Records
----------
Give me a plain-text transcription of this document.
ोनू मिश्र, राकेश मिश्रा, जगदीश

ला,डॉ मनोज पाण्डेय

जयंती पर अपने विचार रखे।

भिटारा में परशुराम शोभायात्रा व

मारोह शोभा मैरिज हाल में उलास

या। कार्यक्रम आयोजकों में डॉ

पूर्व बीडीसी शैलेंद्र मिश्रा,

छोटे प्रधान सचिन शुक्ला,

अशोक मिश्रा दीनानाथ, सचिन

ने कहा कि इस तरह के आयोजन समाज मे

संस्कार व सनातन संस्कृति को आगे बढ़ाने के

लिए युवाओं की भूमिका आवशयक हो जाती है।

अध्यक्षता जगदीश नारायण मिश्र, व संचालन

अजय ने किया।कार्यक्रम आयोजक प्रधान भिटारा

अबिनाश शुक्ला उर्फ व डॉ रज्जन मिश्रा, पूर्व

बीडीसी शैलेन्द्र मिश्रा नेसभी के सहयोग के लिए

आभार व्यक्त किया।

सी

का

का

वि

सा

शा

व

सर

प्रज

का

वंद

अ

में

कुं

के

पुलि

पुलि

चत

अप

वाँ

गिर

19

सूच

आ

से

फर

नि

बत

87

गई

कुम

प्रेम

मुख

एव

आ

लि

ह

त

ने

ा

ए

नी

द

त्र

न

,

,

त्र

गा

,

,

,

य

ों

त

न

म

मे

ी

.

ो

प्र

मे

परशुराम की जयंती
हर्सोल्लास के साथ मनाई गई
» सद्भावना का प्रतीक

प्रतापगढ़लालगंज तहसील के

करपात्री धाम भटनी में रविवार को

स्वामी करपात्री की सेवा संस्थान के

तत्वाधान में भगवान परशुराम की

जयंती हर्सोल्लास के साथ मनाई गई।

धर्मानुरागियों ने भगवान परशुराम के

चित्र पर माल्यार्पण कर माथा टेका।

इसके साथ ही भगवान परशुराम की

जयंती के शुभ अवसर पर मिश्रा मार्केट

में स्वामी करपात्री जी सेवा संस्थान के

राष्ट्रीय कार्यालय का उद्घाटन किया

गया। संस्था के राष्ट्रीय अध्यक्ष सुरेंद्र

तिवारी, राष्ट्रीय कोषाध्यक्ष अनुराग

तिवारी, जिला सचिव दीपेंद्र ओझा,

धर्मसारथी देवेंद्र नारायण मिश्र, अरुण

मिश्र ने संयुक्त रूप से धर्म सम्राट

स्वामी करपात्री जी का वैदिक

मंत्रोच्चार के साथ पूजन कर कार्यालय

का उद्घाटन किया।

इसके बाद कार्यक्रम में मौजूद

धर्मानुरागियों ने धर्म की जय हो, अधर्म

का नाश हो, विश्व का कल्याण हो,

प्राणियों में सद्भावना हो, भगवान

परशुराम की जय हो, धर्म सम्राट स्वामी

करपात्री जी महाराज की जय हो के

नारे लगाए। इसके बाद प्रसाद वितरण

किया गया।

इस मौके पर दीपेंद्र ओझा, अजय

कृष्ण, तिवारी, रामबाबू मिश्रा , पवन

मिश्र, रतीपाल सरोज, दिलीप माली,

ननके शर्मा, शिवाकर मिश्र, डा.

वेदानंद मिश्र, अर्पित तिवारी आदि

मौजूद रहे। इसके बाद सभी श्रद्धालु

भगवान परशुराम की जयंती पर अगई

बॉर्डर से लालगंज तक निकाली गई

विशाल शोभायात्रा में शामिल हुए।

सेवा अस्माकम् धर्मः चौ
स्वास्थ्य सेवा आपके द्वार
----------
What the task asks
The entries above should be repeated exactly, every one of them.

Result of the task
Give me a plain-text transcription of this document.
ोनू मिश्र, राकेश मिश्रा, जगदीश

ला,डॉ मनोज पाण्डेय

जयंती पर अपने विचार रखे।

भिटारा में परशुराम शोभायात्रा व

मारोह शोभा मैरिज हाल में उलास

या। कार्यक्रम आयोजकों में डॉ

पूर्व बीडीसी शैलेंद्र मिश्रा,

छोटे प्रधान सचिन शुक्ला,

अशोक मिश्रा दीनानाथ, सचिन

ने कहा कि इस तरह के आयोजन समाज मे

संस्कार व सनातन संस्कृति को आगे बढ़ाने के

लिए युवाओं की भूमिका आवशयक हो जाती है।

अध्यक्षता जगदीश नारायण मिश्र, व संचालन

अजय ने किया।कार्यक्रम आयोजक प्रधान भिटारा

अबिनाश शुक्ला उर्फ व डॉ रज्जन मिश्रा, पूर्व

बीडीसी शैलेन्द्र मिश्रा नेसभी के सहयोग के लिए

आभार व्यक्त किया।

सी

का

का

वि

सा

शा

व

सर

प्रज

का

वंद

अ

में

कुं

के

पुलि

पुलि

चत

अप

वाँ

गिर

19

सूच

आ

से

फर

नि

बत

87

गई

कुम

प्रेम

मुख

एव

आ

लि

ह

त

ने

ा

ए

नी

द

त्र

न

,

,

त्र

गा

,

,

,

य

ों

त

न

म

मे

ी

.

ो

प्र

मे

परशुराम की जयंती
हर्सोल्लास के साथ मनाई गई
» सद्भावना का प्रतीक

प्रतापगढ़लालगंज तहसील के

करपात्री धाम भटनी में रविवार को

स्वामी करपात्री की सेवा संस्थान के

तत्वाधान में भगवान परशुराम की

जयंती हर्सोल्लास के साथ मनाई गई।

धर्मानुरागियों ने भगवान परशुराम के

चित्र पर माल्यार्पण कर माथा टेका।

इसके साथ ही भगवान परशुराम की

जयंती के शुभ अवसर पर मिश्रा मार्केट

में स्वामी करपात्री जी सेवा संस्थान के

राष्ट्रीय कार्यालय का उद्घाटन किया

गया। संस्था के राष्ट्रीय अध्यक्ष सुरेंद्र

तिवारी, राष्ट्रीय कोषाध्यक्ष अनुराग

तिवारी, जिला सचिव दीपेंद्र ओझा,

धर्मसारथी देवेंद्र नारायण मिश्र, अरुण

मिश्र ने संयुक्त रूप से धर्म सम्राट

स्वामी करपात्री जी का वैदिक

मंत्रोच्चार के साथ पूजन कर कार्यालय

का उद्घाटन किया।

इसके बाद कार्यक्रम में मौजूद

धर्मानुरागियों ने धर्म की जय हो, अधर्म

का नाश हो, विश्व का कल्याण हो,

प्राणियों में सद्भावना हो, भगवान

परशुराम की जय हो, धर्म सम्राट स्वामी

करपात्री जी महाराज की जय हो के

नारे लगाए। इसके बाद प्रसाद वितरण

किया गया।

इस मौके पर दीपेंद्र ओझा, अजय

कृष्ण, तिवारी, रामबाबू मिश्रा , पवन

मिश्र, रतीपाल सरोज, दिलीप माली,

ननके शर्मा, शिवाकर मिश्र, डा.

वेदानंद मिश्र, अर्पित तिवारी आदि

मौजूद रहे। इसके बाद सभी श्रद्धालु

भगवान परशुराम की जयंती पर अगई

बॉर्डर से लालगंज तक निकाली गई

विशाल शोभायात्रा में शामिल हुए।

सेवा अस्माकम् धर्मः चौ
स्वास्थ्य सेवा आपके द्वार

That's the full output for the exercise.